WRITTEN TASK: Please pull out every line of text from the records below and copy it unchanged, leaving out the pictures.

LISTING:
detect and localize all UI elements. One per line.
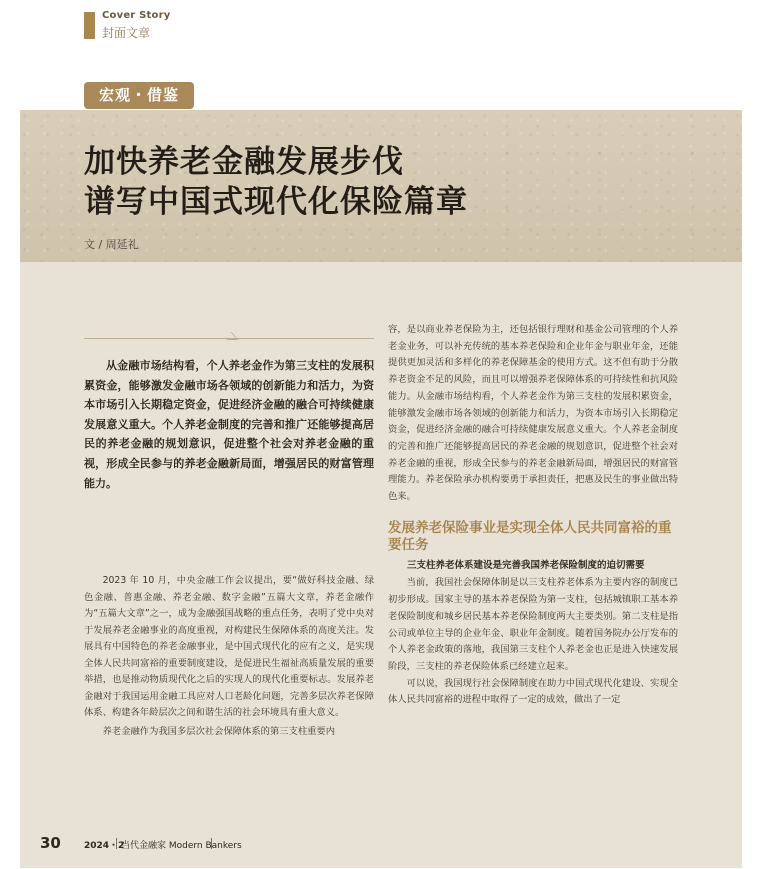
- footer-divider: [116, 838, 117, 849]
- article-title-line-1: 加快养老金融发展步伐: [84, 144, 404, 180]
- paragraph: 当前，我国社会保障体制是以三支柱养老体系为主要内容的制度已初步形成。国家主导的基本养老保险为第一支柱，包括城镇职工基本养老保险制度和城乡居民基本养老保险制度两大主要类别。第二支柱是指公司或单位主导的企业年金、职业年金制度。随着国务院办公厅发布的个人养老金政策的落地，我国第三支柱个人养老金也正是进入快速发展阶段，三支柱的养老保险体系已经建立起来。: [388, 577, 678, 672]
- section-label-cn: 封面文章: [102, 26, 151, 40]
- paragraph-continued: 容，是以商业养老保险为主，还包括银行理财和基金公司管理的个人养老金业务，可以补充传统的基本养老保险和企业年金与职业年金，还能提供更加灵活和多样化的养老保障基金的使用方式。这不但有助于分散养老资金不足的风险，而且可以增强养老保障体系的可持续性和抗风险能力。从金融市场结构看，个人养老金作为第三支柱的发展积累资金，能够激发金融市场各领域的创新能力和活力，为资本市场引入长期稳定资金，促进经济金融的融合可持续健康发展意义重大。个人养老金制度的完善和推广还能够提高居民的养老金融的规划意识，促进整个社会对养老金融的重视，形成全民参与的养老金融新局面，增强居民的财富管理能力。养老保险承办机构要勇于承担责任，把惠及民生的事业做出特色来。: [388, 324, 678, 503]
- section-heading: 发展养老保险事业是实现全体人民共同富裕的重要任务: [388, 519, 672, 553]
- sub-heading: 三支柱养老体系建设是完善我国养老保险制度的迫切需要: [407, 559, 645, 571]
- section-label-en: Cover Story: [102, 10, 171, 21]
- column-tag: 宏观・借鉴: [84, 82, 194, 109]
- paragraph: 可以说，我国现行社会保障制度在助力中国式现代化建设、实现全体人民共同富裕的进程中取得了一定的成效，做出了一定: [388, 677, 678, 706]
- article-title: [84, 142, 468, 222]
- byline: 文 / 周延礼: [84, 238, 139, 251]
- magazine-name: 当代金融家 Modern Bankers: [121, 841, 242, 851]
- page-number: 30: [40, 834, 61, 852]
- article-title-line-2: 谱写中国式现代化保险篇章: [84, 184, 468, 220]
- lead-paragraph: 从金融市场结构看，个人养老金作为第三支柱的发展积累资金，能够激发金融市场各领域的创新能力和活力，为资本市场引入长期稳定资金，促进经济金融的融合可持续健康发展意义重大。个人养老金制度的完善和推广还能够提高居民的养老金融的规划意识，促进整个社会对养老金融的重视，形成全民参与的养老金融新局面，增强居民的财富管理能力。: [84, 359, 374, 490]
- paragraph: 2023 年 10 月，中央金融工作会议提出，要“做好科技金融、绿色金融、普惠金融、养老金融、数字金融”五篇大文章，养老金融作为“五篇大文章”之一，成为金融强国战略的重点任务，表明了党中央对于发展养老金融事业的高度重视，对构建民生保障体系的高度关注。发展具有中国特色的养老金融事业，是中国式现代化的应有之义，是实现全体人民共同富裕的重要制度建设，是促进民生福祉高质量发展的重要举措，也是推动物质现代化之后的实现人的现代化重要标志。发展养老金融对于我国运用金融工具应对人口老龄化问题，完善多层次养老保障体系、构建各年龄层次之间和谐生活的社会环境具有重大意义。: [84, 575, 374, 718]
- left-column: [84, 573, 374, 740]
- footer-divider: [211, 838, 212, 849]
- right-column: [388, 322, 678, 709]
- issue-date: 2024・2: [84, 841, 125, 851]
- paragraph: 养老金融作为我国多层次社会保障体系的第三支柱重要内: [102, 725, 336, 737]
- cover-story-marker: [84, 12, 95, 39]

RESPONSE TO THE EXERCISE:
detect and localize all UI elements. One per line.
- footer-divider: [116, 838, 117, 849]
- article-title-line-1: 加快养老金融发展步伐: [84, 144, 404, 180]
- paragraph: 当前，我国社会保障体制是以三支柱养老体系为主要内容的制度已初步形成。国家主导的基本养老保险为第一支柱，包括城镇职工基本养老保险制度和城乡居民基本养老保险制度两大主要类别。第二支柱是指公司或单位主导的企业年金、职业年金制度。随着国务院办公厅发布的个人养老金政策的落地，我国第三支柱个人养老金也正是进入快速发展阶段，三支柱的养老保险体系已经建立起来。: [388, 577, 678, 672]
- section-label-cn: 封面文章: [102, 26, 151, 40]
- paragraph-continued: 容，是以商业养老保险为主，还包括银行理财和基金公司管理的个人养老金业务，可以补充传统的基本养老保险和企业年金与职业年金，还能提供更加灵活和多样化的养老保障基金的使用方式。这不但有助于分散养老资金不足的风险，而且可以增强养老保障体系的可持续性和抗风险能力。从金融市场结构看，个人养老金作为第三支柱的发展积累资金，能够激发金融市场各领域的创新能力和活力，为资本市场引入长期稳定资金，促进经济金融的融合可持续健康发展意义重大。个人养老金制度的完善和推广还能够提高居民的养老金融的规划意识，促进整个社会对养老金融的重视，形成全民参与的养老金融新局面，增强居民的财富管理能力。养老保险承办机构要勇于承担责任，把惠及民生的事业做出特色来。: [388, 324, 678, 503]
- section-heading: 发展养老保险事业是实现全体人民共同富裕的重要任务: [388, 519, 672, 553]
- sub-heading: 三支柱养老体系建设是完善我国养老保险制度的迫切需要: [407, 559, 645, 571]
- section-label-en: Cover Story: [102, 10, 171, 21]
- column-tag: 宏观・借鉴: [84, 82, 194, 109]
- paragraph: 可以说，我国现行社会保障制度在助力中国式现代化建设、实现全体人民共同富裕的进程中取得了一定的成效，做出了一定: [388, 677, 678, 706]
- article-title: [84, 142, 468, 222]
- byline: 文 / 周延礼: [84, 238, 139, 251]
- magazine-name: 当代金融家 Modern Bankers: [121, 841, 242, 851]
- page-number: 30: [40, 834, 61, 852]
- article-title-line-2: 谱写中国式现代化保险篇章: [84, 184, 468, 220]
- lead-paragraph: 从金融市场结构看，个人养老金作为第三支柱的发展积累资金，能够激发金融市场各领域的创新能力和活力，为资本市场引入长期稳定资金，促进经济金融的融合可持续健康发展意义重大。个人养老金制度的完善和推广还能够提高居民的养老金融的规划意识，促进整个社会对养老金融的重视，形成全民参与的养老金融新局面，增强居民的财富管理能力。: [84, 359, 374, 490]
- paragraph: 2023 年 10 月，中央金融工作会议提出，要“做好科技金融、绿色金融、普惠金融、养老金融、数字金融”五篇大文章，养老金融作为“五篇大文章”之一，成为金融强国战略的重点任务，表明了党中央对于发展养老金融事业的高度重视，对构建民生保障体系的高度关注。发展具有中国特色的养老金融事业，是中国式现代化的应有之义，是实现全体人民共同富裕的重要制度建设，是促进民生福祉高质量发展的重要举措，也是推动物质现代化之后的实现人的现代化重要标志。发展养老金融对于我国运用金融工具应对人口老龄化问题，完善多层次养老保障体系、构建各年龄层次之间和谐生活的社会环境具有重大意义。: [84, 575, 374, 718]
- left-column: [84, 573, 374, 740]
- footer-divider: [211, 838, 212, 849]
- right-column: [388, 322, 678, 709]
- issue-date: 2024・2: [84, 841, 125, 851]
- paragraph: 养老金融作为我国多层次社会保障体系的第三支柱重要内: [102, 725, 336, 737]
- cover-story-marker: [84, 12, 95, 39]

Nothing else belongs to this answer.